-- Stated problem --
Gather, from the data below, each line in which the word "value" occurs.

○ ○ ○

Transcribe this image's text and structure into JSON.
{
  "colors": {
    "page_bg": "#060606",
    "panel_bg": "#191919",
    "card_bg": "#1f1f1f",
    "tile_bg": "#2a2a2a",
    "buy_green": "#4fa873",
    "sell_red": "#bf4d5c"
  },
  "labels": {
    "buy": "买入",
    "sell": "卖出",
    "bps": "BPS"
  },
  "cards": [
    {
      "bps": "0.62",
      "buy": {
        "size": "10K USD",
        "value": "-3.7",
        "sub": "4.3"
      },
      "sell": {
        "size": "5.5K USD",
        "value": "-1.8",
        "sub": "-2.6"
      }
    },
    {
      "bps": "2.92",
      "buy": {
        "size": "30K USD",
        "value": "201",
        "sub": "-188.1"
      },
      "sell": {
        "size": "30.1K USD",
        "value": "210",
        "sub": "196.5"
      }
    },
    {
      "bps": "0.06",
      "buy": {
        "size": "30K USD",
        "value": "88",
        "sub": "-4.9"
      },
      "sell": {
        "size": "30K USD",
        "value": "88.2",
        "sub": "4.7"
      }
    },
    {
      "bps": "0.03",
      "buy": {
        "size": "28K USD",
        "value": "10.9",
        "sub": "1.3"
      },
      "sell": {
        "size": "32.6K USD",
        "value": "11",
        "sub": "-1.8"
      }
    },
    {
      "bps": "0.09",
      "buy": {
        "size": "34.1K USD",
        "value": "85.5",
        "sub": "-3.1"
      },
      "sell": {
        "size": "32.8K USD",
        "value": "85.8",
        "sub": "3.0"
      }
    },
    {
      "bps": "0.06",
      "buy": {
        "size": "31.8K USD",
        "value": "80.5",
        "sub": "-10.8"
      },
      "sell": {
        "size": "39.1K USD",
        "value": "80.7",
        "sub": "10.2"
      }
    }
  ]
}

○ ○ ○

-- Answer for this exercise --
        "value": "-3.7",
        "value": "-1.8",
        "value": "201",
        "value": "210",
        "value": "88",
        "value": "88.2",
        "value": "10.9",
        "value": "11",
        "value": "85.5",
        "value": "85.8",
        "value": "80.5",
        "value": "80.7",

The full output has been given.